Data entries:
## BEGIN
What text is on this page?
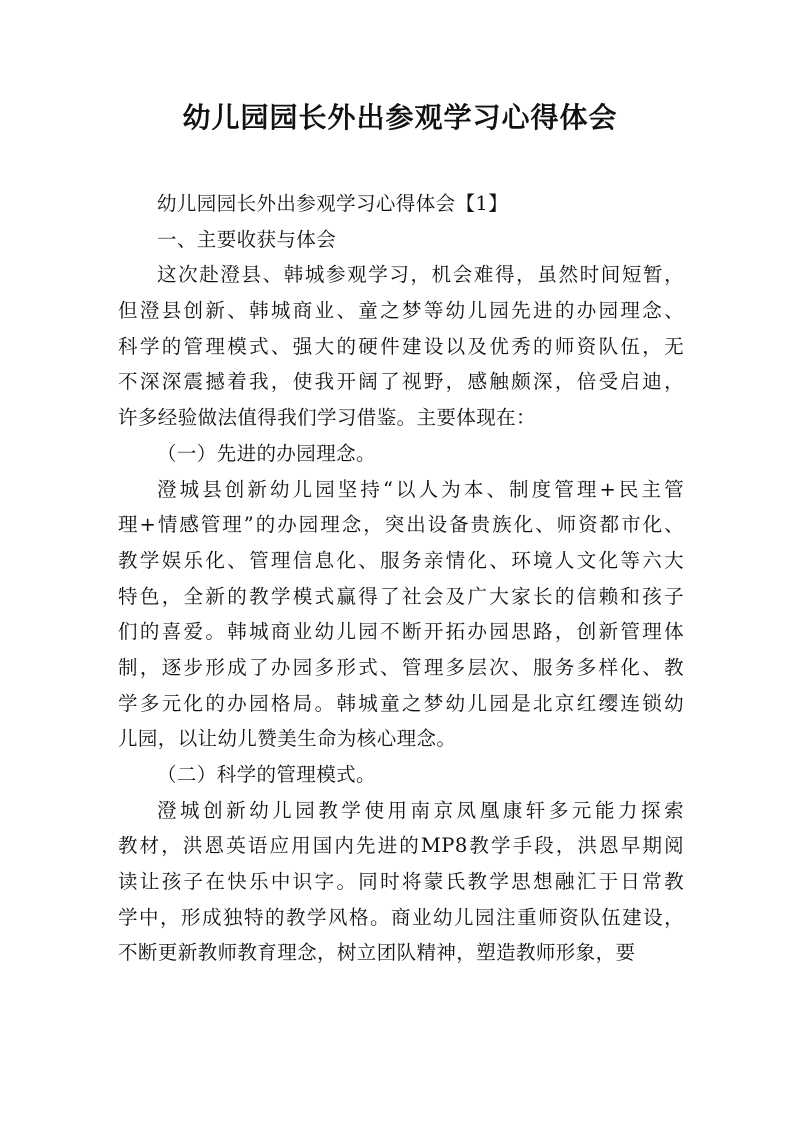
幼儿园园长外出参观学习心得体会
幼儿园园长外出参观学习心得体会【1】
一、主要收获与体会
这次赴澄县、韩城参观学习，机会难得，虽然时间短暂，
但澄县创新、韩城商业、童之梦等幼儿园先进的办园理念、
科学的管理模式、强大的硬件建设以及优秀的师资队伍，无
不深深震撼着我，使我开阔了视野，感触颇深，倍受启迪，
许多经验做法值得我们学习借鉴。主要体现在：
（一）先进的办园理念。
澄城县创新幼儿园坚持“以人为本、制度管理+民主管
理+情感管理”的办园理念，突出设备贵族化、师资都市化、
教学娱乐化、管理信息化、服务亲情化、环境人文化等六大
特色，全新的教学模式赢得了社会及广大家长的信赖和孩子
们的喜爱。韩城商业幼儿园不断开拓办园思路，创新管理体
制，逐步形成了办园多形式、管理多层次、服务多样化、教
学多元化的办园格局。韩城童之梦幼儿园是北京红缨连锁幼
儿园，以让幼儿赞美生命为核心理念。
（二）科学的管理模式。
澄城创新幼儿园教学使用南京凤凰康轩多元能力探索
教材，洪恩英语应用国内先进的MP8教学手段，洪恩早期阅
读让孩子在快乐中识字。同时将蒙氏教学思想融汇于日常教
学中，形成独特的教学风格。商业幼儿园注重师资队伍建设，
不断更新教师教育理念，树立团队精神，塑造教师形象，要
## END
Description of the task – Images in the records should not be copied. Repeat all the rest exactly.

Solved problem –
What text is on this page?
幼儿园园长外出参观学习心得体会
幼儿园园长外出参观学习心得体会【1】
一、主要收获与体会
这次赴澄县、韩城参观学习，机会难得，虽然时间短暂，
但澄县创新、韩城商业、童之梦等幼儿园先进的办园理念、
科学的管理模式、强大的硬件建设以及优秀的师资队伍，无
不深深震撼着我，使我开阔了视野，感触颇深，倍受启迪，
许多经验做法值得我们学习借鉴。主要体现在：
（一）先进的办园理念。
澄城县创新幼儿园坚持“以人为本、制度管理+民主管
理+情感管理”的办园理念，突出设备贵族化、师资都市化、
教学娱乐化、管理信息化、服务亲情化、环境人文化等六大
特色，全新的教学模式赢得了社会及广大家长的信赖和孩子
们的喜爱。韩城商业幼儿园不断开拓办园思路，创新管理体
制，逐步形成了办园多形式、管理多层次、服务多样化、教
学多元化的办园格局。韩城童之梦幼儿园是北京红缨连锁幼
儿园，以让幼儿赞美生命为核心理念。
（二）科学的管理模式。
澄城创新幼儿园教学使用南京凤凰康轩多元能力探索
教材，洪恩英语应用国内先进的MP8教学手段，洪恩早期阅
读让孩子在快乐中识字。同时将蒙氏教学思想融汇于日常教
学中，形成独特的教学风格。商业幼儿园注重师资队伍建设，
不断更新教师教育理念，树立团队精神，塑造教师形象，要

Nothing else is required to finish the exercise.